Chart and figure data:
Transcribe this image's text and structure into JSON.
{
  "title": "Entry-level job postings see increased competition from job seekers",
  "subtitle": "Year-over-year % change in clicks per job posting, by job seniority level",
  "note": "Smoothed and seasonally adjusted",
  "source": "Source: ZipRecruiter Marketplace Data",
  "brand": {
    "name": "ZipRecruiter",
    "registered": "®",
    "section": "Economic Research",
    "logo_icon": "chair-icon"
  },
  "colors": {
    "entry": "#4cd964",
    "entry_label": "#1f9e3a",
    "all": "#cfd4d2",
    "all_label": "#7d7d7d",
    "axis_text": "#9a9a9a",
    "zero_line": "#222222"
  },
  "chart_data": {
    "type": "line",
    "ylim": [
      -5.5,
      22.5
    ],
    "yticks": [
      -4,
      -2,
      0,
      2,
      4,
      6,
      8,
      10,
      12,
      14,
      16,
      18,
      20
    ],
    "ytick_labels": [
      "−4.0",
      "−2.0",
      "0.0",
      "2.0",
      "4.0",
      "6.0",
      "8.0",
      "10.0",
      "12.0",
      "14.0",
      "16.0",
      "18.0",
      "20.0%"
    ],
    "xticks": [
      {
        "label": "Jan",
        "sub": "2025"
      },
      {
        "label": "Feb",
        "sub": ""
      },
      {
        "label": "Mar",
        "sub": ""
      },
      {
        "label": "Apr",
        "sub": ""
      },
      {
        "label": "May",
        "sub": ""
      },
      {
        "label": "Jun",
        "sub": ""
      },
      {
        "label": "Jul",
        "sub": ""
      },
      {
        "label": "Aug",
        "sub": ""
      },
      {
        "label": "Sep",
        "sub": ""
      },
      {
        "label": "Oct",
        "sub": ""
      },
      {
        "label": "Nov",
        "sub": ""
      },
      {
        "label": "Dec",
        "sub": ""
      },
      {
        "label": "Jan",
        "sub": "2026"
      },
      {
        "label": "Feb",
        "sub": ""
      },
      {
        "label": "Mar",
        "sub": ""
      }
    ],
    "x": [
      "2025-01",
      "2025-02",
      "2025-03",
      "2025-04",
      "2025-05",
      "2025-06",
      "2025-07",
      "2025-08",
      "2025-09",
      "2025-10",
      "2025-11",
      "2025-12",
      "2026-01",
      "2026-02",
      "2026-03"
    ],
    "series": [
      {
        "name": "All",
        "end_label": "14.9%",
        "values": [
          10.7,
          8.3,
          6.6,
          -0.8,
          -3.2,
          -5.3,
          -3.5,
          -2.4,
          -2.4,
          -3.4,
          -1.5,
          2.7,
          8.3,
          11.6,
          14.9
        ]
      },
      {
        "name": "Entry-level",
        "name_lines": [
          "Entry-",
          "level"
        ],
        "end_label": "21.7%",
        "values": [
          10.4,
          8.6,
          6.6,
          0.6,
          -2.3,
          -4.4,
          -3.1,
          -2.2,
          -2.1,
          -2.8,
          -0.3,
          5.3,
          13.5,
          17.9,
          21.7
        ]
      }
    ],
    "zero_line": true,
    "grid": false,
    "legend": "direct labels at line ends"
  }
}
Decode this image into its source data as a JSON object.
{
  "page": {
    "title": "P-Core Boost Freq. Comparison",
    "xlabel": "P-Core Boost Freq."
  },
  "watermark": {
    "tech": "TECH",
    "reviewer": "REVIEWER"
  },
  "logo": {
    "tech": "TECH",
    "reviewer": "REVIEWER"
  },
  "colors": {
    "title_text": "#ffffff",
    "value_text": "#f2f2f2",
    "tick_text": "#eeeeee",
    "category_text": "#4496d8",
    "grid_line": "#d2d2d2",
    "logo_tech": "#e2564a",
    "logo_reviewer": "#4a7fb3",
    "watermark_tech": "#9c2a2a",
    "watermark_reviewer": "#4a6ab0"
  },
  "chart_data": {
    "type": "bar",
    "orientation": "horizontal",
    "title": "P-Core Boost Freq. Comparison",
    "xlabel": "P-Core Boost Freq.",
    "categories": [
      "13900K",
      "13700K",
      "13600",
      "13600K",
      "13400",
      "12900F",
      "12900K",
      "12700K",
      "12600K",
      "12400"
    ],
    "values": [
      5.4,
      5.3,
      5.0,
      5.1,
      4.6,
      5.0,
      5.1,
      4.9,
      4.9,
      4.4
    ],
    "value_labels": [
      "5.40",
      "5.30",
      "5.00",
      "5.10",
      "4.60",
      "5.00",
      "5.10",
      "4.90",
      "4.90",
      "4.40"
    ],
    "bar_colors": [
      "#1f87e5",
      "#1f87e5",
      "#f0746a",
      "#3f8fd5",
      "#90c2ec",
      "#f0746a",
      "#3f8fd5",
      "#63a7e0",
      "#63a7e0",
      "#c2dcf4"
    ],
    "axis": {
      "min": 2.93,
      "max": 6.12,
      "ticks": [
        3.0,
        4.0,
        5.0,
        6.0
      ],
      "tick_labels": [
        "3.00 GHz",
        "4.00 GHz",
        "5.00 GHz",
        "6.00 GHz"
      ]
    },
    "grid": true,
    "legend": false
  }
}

Written problem — Output the full listing without altering anything.

Response below —
Transcribe this image's text and structure into JSON.
{
  "title": "Entry-level job postings see increased competition from job seekers",
  "subtitle": "Year-over-year % change in clicks per job posting, by job seniority level",
  "note": "Smoothed and seasonally adjusted",
  "source": "Source: ZipRecruiter Marketplace Data",
  "brand": {
    "name": "ZipRecruiter",
    "registered": "®",
    "section": "Economic Research",
    "logo_icon": "chair-icon"
  },
  "colors": {
    "entry": "#4cd964",
    "entry_label": "#1f9e3a",
    "all": "#cfd4d2",
    "all_label": "#7d7d7d",
    "axis_text": "#9a9a9a",
    "zero_line": "#222222"
  },
  "chart_data": {
    "type": "line",
    "ylim": [
      -5.5,
      22.5
    ],
    "yticks": [
      -4,
      -2,
      0,
      2,
      4,
      6,
      8,
      10,
      12,
      14,
      16,
      18,
      20
    ],
    "ytick_labels": [
      "−4.0",
      "−2.0",
      "0.0",
      "2.0",
      "4.0",
      "6.0",
      "8.0",
      "10.0",
      "12.0",
      "14.0",
      "16.0",
      "18.0",
      "20.0%"
    ],
    "xticks": [
      {
        "label": "Jan",
        "sub": "2025"
      },
      {
        "label": "Feb",
        "sub": ""
      },
      {
        "label": "Mar",
        "sub": ""
      },
      {
        "label": "Apr",
        "sub": ""
      },
      {
        "label": "May",
        "sub": ""
      },
      {
        "label": "Jun",
        "sub": ""
      },
      {
        "label": "Jul",
        "sub": ""
      },
      {
        "label": "Aug",
        "sub": ""
      },
      {
        "label": "Sep",
        "sub": ""
      },
      {
        "label": "Oct",
        "sub": ""
      },
      {
        "label": "Nov",
        "sub": ""
      },
      {
        "label": "Dec",
        "sub": ""
      },
      {
        "label": "Jan",
        "sub": "2026"
      },
      {
        "label": "Feb",
        "sub": ""
      },
      {
        "label": "Mar",
        "sub": ""
      }
    ],
    "x": [
      "2025-01",
      "2025-02",
      "2025-03",
      "2025-04",
      "2025-05",
      "2025-06",
      "2025-07",
      "2025-08",
      "2025-09",
      "2025-10",
      "2025-11",
      "2025-12",
      "2026-01",
      "2026-02",
      "2026-03"
    ],
    "series": [
      {
        "name": "All",
        "end_label": "14.9%",
        "values": [
          10.7,
          8.3,
          6.6,
          -0.8,
          -3.2,
          -5.3,
          -3.5,
          -2.4,
          -2.4,
          -3.4,
          -1.5,
          2.7,
          8.3,
          11.6,
          14.9
        ]
      },
      {
        "name": "Entry-level",
        "name_lines": [
          "Entry-",
          "level"
        ],
        "end_label": "21.7%",
        "values": [
          10.4,
          8.6,
          6.6,
          0.6,
          -2.3,
          -4.4,
          -3.1,
          -2.2,
          -2.1,
          -2.8,
          -0.3,
          5.3,
          13.5,
          17.9,
          21.7
        ]
      }
    ],
    "zero_line": true,
    "grid": false,
    "legend": "direct labels at line ends"
  }
}
Decode this image into its source data as a JSON object.
{
  "page": {
    "title": "P-Core Boost Freq. Comparison",
    "xlabel": "P-Core Boost Freq."
  },
  "watermark": {
    "tech": "TECH",
    "reviewer": "REVIEWER"
  },
  "logo": {
    "tech": "TECH",
    "reviewer": "REVIEWER"
  },
  "colors": {
    "title_text": "#ffffff",
    "value_text": "#f2f2f2",
    "tick_text": "#eeeeee",
    "category_text": "#4496d8",
    "grid_line": "#d2d2d2",
    "logo_tech": "#e2564a",
    "logo_reviewer": "#4a7fb3",
    "watermark_tech": "#9c2a2a",
    "watermark_reviewer": "#4a6ab0"
  },
  "chart_data": {
    "type": "bar",
    "orientation": "horizontal",
    "title": "P-Core Boost Freq. Comparison",
    "xlabel": "P-Core Boost Freq.",
    "categories": [
      "13900K",
      "13700K",
      "13600",
      "13600K",
      "13400",
      "12900F",
      "12900K",
      "12700K",
      "12600K",
      "12400"
    ],
    "values": [
      5.4,
      5.3,
      5.0,
      5.1,
      4.6,
      5.0,
      5.1,
      4.9,
      4.9,
      4.4
    ],
    "value_labels": [
      "5.40",
      "5.30",
      "5.00",
      "5.10",
      "4.60",
      "5.00",
      "5.10",
      "4.90",
      "4.90",
      "4.40"
    ],
    "bar_colors": [
      "#1f87e5",
      "#1f87e5",
      "#f0746a",
      "#3f8fd5",
      "#90c2ec",
      "#f0746a",
      "#3f8fd5",
      "#63a7e0",
      "#63a7e0",
      "#c2dcf4"
    ],
    "axis": {
      "min": 2.93,
      "max": 6.12,
      "ticks": [
        3.0,
        4.0,
        5.0,
        6.0
      ],
      "tick_labels": [
        "3.00 GHz",
        "4.00 GHz",
        "5.00 GHz",
        "6.00 GHz"
      ]
    },
    "grid": true,
    "legend": false
  }
}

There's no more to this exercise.